DIRECTIONS: Skip the pictures. Reproduce all other material exactly.

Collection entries

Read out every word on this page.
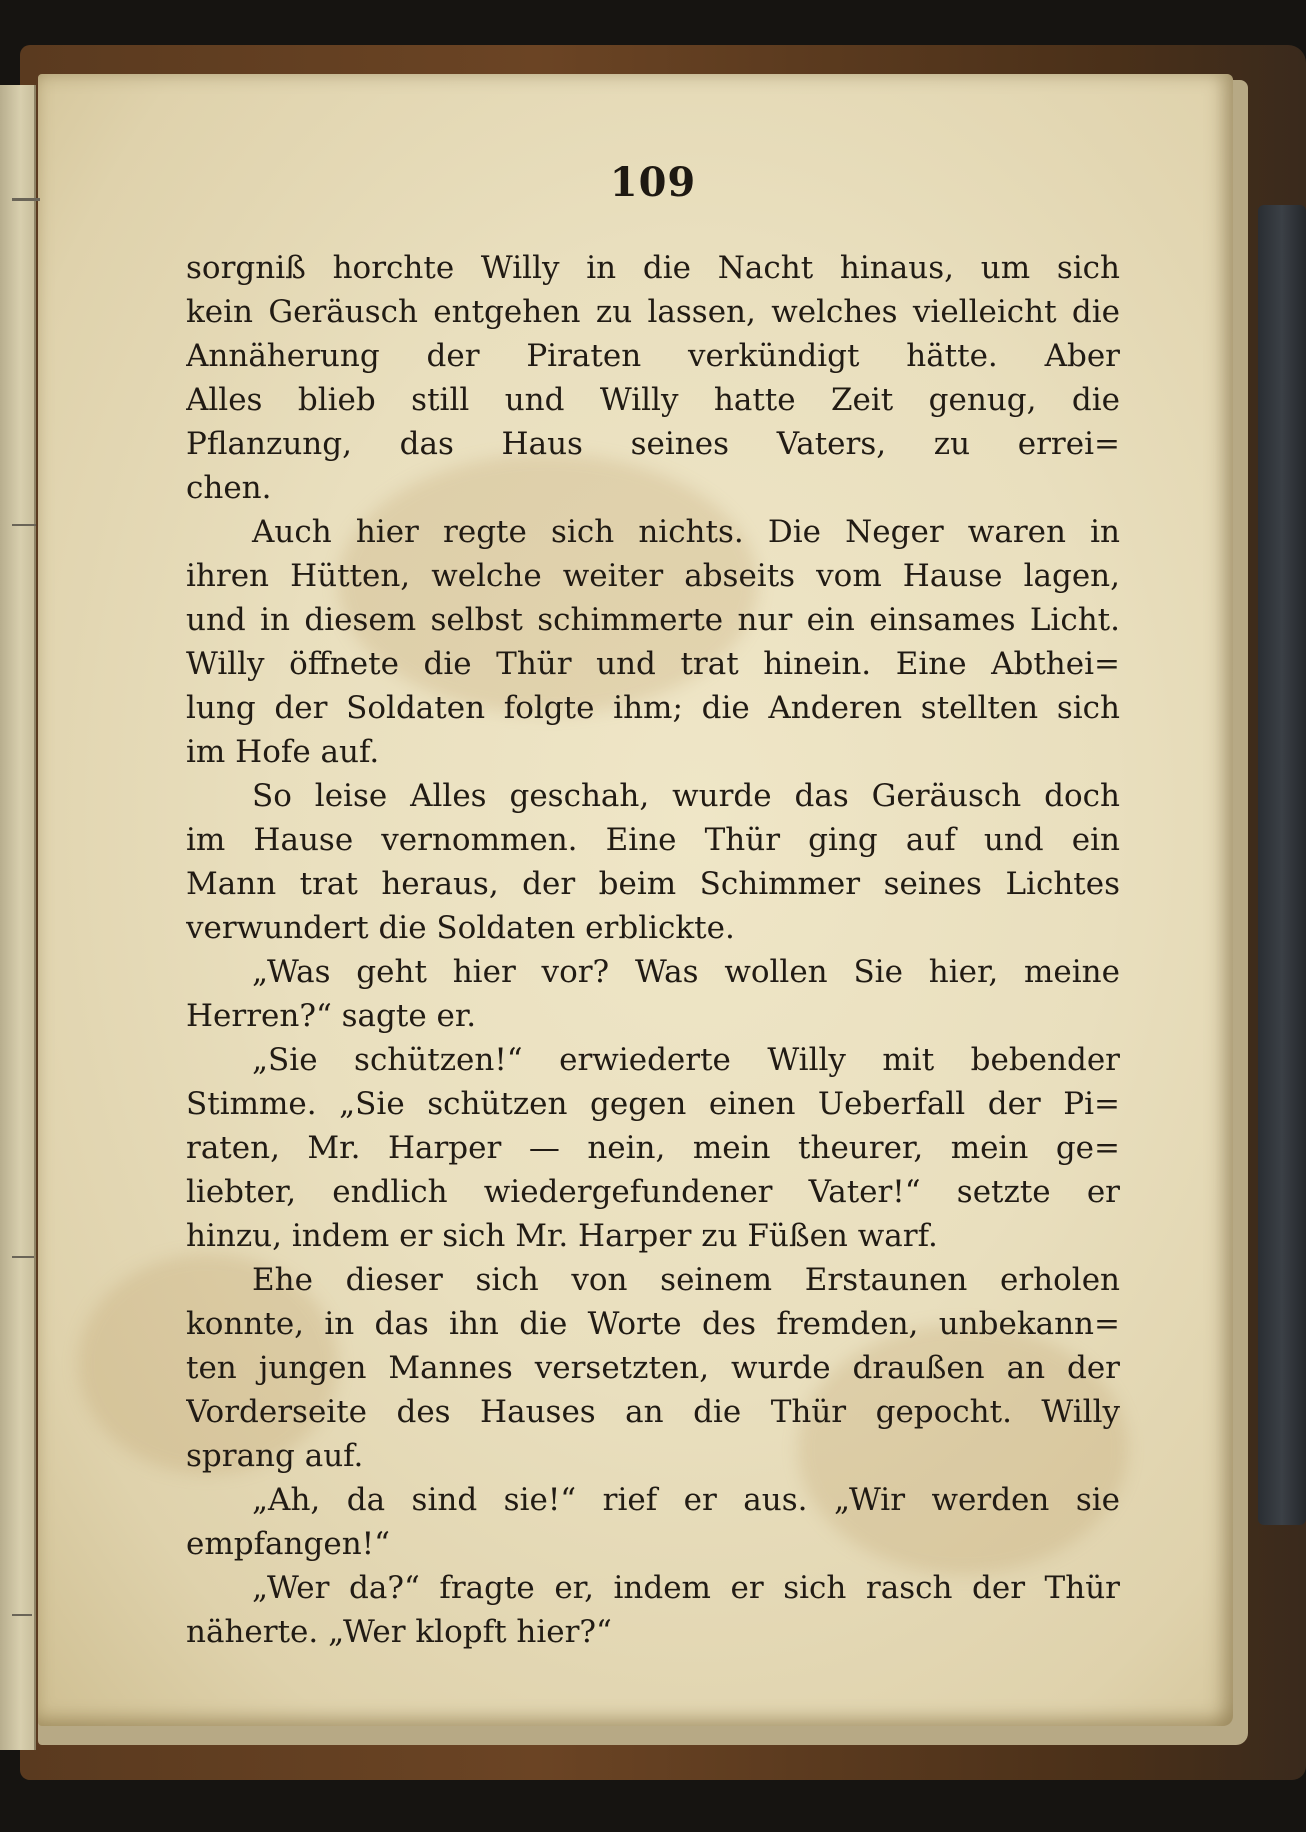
109
sorgniß horchte Willy in die Nacht hinaus, um sich
kein Geräusch entgehen zu lassen, welches vielleicht die
Annäherung der Piraten verkündigt hätte. Aber
Alles blieb still und Willy hatte Zeit genug, die
Pflanzung, das Haus seines Vaters, zu errei=
chen.
Auch hier regte sich nichts. Die Neger waren in
ihren Hütten, welche weiter abseits vom Hause lagen,
und in diesem selbst schimmerte nur ein einsames Licht.
Willy öffnete die Thür und trat hinein. Eine Abthei=
lung der Soldaten folgte ihm; die Anderen stellten sich
im Hofe auf.
So leise Alles geschah, wurde das Geräusch doch
im Hause vernommen. Eine Thür ging auf und ein
Mann trat heraus, der beim Schimmer seines Lichtes
verwundert die Soldaten erblickte.
„Was geht hier vor? Was wollen Sie hier, meine
Herren?“ sagte er.
„Sie schützen!“ erwiederte Willy mit bebender
Stimme. „Sie schützen gegen einen Ueberfall der Pi=
raten, Mr. Harper — nein, mein theurer, mein ge=
liebter, endlich wiedergefundener Vater!“ setzte er
hinzu, indem er sich Mr. Harper zu Füßen warf.
Ehe dieser sich von seinem Erstaunen erholen
konnte, in das ihn die Worte des fremden, unbekann=
ten jungen Mannes versetzten, wurde draußen an der
Vorderseite des Hauses an die Thür gepocht. Willy
sprang auf.
„Ah, da sind sie!“ rief er aus. „Wir werden sie
empfangen!“
„Wer da?“ fragte er, indem er sich rasch der Thür
näherte. „Wer klopft hier?“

SOLUTION TO THE PROBLEM:
Read out every word on this page.
109
sorgniß horchte Willy in die Nacht hinaus, um sich
kein Geräusch entgehen zu lassen, welches vielleicht die
Annäherung der Piraten verkündigt hätte. Aber
Alles blieb still und Willy hatte Zeit genug, die
Pflanzung, das Haus seines Vaters, zu errei=
chen.
Auch hier regte sich nichts. Die Neger waren in
ihren Hütten, welche weiter abseits vom Hause lagen,
und in diesem selbst schimmerte nur ein einsames Licht.
Willy öffnete die Thür und trat hinein. Eine Abthei=
lung der Soldaten folgte ihm; die Anderen stellten sich
im Hofe auf.
So leise Alles geschah, wurde das Geräusch doch
im Hause vernommen. Eine Thür ging auf und ein
Mann trat heraus, der beim Schimmer seines Lichtes
verwundert die Soldaten erblickte.
„Was geht hier vor? Was wollen Sie hier, meine
Herren?“ sagte er.
„Sie schützen!“ erwiederte Willy mit bebender
Stimme. „Sie schützen gegen einen Ueberfall der Pi=
raten, Mr. Harper — nein, mein theurer, mein ge=
liebter, endlich wiedergefundener Vater!“ setzte er
hinzu, indem er sich Mr. Harper zu Füßen warf.
Ehe dieser sich von seinem Erstaunen erholen
konnte, in das ihn die Worte des fremden, unbekann=
ten jungen Mannes versetzten, wurde draußen an der
Vorderseite des Hauses an die Thür gepocht. Willy
sprang auf.
„Ah, da sind sie!“ rief er aus. „Wir werden sie
empfangen!“
„Wer da?“ fragte er, indem er sich rasch der Thür
näherte. „Wer klopft hier?“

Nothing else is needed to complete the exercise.